Collected data
◆ ◆ ◆ ◆
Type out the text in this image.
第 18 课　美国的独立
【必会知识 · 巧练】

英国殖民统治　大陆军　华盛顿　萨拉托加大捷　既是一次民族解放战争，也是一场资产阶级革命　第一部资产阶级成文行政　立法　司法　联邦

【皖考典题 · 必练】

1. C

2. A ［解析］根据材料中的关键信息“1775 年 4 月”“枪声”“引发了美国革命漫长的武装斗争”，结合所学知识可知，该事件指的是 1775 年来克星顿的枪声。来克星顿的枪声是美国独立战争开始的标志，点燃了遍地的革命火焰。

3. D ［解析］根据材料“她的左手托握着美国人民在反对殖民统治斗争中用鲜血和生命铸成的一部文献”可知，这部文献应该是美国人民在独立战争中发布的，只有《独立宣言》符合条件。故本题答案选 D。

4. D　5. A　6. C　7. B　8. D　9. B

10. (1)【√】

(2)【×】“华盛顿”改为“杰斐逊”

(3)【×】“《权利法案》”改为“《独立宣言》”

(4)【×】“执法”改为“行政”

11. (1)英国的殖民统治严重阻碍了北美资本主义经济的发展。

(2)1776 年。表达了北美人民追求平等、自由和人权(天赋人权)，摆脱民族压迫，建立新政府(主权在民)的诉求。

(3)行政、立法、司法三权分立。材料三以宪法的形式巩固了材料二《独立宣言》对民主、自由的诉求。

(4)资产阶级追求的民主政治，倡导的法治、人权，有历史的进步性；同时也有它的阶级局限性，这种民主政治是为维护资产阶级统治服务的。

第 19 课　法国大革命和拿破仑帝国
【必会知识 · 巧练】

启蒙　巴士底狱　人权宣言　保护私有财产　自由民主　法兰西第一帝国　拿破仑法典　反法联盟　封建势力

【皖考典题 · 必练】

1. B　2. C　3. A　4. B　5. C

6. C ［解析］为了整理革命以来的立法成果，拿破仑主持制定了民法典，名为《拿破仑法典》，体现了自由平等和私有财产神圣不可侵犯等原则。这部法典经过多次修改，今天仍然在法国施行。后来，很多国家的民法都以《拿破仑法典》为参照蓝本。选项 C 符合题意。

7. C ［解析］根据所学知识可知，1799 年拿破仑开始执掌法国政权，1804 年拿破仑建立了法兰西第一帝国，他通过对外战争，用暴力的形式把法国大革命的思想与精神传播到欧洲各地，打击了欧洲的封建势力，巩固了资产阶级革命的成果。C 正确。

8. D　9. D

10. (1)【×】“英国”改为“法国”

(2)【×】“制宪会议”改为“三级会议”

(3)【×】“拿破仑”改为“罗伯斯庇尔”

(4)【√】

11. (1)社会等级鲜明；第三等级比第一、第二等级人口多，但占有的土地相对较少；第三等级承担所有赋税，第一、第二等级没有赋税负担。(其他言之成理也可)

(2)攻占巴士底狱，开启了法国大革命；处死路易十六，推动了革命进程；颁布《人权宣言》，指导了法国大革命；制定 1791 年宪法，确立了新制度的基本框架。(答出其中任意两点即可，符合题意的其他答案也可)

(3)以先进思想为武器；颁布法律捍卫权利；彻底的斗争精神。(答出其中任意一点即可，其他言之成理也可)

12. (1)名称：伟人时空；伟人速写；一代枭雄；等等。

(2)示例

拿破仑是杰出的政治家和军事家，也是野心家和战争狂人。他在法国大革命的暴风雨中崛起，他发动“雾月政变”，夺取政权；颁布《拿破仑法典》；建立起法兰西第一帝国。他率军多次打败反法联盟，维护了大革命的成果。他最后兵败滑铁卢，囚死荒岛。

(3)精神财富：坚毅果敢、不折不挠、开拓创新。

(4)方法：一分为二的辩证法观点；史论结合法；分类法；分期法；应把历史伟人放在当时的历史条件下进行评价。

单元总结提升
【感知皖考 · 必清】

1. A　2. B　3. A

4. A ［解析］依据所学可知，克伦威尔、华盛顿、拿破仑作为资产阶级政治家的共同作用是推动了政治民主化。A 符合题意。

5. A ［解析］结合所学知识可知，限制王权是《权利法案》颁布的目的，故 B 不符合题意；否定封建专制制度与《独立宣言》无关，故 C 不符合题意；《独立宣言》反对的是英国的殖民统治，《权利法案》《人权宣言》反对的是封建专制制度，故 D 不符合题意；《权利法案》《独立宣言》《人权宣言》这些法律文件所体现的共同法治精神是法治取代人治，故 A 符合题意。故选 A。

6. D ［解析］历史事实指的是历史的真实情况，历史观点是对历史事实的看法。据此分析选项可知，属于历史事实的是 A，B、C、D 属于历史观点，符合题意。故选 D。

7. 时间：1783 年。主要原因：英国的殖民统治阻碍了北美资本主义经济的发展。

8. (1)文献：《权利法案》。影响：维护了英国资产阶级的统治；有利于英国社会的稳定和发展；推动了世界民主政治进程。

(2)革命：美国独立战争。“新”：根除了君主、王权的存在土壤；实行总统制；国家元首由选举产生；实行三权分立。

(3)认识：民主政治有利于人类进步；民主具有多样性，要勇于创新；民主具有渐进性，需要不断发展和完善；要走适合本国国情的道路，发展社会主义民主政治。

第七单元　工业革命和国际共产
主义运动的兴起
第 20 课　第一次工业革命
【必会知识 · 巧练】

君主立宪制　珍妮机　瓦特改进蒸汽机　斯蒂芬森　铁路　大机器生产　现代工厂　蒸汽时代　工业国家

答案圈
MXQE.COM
◆ ◆ ◆ ◆
* Task to carry out:
Only lines with the word "独立宣言" should be collected from the material.

* Solution to this problem:
3. D ［解析］根据材料“她的左手托握着美国人民在反对殖民统治斗争中用鲜血和生命铸成的一部文献”可知，这部文献应该是美国人民在独立战争中发布的，只有《独立宣言》符合条件。故本题答案选 D。
(3)【×】“《权利法案》”改为“《独立宣言》”
(3)行政、立法、司法三权分立。材料三以宪法的形式巩固了材料二《独立宣言》对民主、自由的诉求。
5. A ［解析］结合所学知识可知，限制王权是《权利法案》颁布的目的，故 B 不符合题意；否定封建专制制度与《独立宣言》无关，故 C 不符合题意；《独立宣言》反对的是英国的殖民统治，《权利法案》《人权宣言》反对的是封建专制制度，故 D 不符合题意；《权利法案》《独立宣言》《人权宣言》这些法律文件所体现的共同法治精神是法治取代人治，故 A 符合题意。故选 A。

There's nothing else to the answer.